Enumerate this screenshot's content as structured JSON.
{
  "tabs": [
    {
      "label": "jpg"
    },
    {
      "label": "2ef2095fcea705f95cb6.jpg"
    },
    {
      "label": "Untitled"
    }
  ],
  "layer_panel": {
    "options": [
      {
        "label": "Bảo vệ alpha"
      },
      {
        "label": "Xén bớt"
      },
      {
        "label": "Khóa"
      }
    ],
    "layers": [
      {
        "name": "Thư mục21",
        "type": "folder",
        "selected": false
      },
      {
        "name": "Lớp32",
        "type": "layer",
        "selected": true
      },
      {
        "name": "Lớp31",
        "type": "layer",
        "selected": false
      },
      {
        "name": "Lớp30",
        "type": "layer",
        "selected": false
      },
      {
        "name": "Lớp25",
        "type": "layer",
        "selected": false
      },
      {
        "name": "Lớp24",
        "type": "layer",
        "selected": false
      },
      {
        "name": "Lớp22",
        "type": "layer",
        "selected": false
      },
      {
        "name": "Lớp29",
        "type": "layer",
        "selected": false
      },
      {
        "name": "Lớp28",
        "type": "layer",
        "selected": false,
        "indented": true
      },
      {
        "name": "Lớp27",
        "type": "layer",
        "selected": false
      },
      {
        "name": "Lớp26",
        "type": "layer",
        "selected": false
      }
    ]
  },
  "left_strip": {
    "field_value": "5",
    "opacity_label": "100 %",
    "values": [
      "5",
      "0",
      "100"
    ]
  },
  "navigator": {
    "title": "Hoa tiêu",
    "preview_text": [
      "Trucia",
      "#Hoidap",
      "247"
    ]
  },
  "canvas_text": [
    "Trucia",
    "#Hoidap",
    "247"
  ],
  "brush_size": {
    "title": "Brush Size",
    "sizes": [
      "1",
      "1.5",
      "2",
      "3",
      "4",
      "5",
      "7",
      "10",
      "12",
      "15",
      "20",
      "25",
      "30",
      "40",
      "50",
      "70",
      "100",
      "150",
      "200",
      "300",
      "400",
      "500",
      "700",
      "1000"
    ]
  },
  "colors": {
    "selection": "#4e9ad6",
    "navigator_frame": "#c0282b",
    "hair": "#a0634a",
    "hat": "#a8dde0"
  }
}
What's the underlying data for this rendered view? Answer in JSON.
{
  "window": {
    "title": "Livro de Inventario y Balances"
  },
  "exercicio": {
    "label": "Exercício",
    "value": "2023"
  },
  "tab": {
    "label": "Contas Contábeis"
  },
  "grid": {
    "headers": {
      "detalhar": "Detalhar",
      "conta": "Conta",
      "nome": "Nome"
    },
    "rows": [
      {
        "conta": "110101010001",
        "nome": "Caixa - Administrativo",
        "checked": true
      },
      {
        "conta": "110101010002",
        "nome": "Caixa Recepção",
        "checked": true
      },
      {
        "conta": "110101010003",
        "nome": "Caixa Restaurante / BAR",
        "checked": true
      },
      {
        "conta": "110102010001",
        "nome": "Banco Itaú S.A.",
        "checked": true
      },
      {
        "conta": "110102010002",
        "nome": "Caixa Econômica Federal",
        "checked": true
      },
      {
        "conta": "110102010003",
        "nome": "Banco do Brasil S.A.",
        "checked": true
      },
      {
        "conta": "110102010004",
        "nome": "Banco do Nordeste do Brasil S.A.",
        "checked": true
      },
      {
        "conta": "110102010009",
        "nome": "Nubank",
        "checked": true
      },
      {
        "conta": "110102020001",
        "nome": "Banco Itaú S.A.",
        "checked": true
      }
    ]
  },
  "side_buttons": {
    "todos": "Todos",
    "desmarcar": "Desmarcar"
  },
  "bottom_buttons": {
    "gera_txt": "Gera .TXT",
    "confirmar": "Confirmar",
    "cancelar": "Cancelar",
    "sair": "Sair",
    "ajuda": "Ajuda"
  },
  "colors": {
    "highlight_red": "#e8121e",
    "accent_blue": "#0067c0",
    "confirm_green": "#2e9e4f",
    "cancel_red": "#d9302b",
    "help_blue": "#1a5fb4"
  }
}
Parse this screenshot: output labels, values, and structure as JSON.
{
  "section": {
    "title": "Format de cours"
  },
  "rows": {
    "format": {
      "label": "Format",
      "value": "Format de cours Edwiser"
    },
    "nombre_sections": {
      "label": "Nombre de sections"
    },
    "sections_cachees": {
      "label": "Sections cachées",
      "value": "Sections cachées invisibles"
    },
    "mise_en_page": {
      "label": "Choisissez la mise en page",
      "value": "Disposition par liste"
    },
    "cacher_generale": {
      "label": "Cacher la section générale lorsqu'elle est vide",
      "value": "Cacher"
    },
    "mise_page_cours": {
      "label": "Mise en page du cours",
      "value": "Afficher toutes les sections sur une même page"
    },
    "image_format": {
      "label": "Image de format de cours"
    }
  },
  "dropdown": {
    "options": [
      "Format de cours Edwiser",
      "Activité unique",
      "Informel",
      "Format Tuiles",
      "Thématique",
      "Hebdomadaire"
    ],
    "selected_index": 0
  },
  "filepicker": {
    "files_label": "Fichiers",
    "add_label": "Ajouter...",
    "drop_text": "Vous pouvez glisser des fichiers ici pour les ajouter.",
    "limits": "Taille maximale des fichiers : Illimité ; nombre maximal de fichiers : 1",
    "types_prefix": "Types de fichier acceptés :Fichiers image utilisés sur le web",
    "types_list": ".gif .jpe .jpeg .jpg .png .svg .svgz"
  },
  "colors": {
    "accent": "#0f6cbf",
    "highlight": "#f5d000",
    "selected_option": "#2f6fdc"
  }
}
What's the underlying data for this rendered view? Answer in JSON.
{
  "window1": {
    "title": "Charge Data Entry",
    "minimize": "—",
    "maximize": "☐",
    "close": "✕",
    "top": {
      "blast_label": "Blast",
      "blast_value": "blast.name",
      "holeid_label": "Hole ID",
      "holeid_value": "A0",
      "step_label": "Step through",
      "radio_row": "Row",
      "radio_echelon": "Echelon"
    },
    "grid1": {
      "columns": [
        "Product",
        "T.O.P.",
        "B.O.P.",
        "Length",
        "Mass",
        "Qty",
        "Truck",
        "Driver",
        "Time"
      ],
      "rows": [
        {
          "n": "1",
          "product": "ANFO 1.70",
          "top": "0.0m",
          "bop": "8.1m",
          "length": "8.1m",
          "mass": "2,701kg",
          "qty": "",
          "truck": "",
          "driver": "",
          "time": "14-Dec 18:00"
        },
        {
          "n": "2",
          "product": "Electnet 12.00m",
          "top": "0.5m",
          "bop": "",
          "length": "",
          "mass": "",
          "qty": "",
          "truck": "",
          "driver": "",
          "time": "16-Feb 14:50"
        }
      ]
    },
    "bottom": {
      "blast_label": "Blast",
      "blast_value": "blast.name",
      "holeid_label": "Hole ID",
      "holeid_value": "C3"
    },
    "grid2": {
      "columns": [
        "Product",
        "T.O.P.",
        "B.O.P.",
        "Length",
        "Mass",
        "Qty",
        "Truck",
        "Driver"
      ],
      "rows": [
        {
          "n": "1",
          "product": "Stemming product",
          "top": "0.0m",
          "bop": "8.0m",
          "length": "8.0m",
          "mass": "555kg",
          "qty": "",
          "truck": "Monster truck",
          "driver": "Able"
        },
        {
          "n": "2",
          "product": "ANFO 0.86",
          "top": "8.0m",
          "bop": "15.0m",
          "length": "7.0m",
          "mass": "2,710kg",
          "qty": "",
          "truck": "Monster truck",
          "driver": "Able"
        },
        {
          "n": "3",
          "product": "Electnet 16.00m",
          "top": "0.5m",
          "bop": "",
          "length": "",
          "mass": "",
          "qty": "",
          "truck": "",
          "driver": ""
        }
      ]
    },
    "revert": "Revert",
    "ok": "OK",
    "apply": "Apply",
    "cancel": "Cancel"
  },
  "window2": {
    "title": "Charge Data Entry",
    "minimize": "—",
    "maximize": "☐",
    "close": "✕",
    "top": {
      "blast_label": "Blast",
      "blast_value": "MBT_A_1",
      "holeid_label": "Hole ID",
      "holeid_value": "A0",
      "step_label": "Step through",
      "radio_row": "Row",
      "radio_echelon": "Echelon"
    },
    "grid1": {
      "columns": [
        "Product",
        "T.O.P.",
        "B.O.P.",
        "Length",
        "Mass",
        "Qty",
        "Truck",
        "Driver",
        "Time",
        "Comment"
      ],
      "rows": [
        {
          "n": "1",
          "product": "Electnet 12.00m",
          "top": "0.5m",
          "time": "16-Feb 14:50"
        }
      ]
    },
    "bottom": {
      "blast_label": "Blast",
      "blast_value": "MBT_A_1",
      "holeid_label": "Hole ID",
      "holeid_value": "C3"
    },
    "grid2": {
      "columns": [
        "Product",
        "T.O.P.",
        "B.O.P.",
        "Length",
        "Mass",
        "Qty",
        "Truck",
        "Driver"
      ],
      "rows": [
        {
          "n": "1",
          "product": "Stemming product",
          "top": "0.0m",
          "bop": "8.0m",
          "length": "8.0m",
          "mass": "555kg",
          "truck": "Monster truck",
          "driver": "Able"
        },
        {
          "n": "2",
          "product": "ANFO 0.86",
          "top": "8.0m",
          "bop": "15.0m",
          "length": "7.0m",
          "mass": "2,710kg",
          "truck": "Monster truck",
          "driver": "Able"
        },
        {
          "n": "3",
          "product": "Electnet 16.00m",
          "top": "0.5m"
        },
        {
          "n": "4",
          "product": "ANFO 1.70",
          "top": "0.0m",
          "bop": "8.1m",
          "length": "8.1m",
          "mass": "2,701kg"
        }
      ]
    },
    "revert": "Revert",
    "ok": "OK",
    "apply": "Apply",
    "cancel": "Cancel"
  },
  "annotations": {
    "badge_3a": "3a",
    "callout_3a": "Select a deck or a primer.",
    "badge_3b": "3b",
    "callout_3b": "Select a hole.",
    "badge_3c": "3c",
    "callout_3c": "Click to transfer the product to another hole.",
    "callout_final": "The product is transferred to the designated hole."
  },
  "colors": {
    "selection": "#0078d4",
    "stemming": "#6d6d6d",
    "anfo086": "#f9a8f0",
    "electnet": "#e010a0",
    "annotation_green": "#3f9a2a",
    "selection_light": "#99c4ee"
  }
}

*Work instructions:*
Lines that hold "Caixa" are the ones to copy; find all of them.

*Response:*
        "nome": "Caixa - Administrativo",
        "nome": "Caixa Recepção",
        "nome": "Caixa Restaurante / BAR",
        "nome": "Caixa Econômica Federal",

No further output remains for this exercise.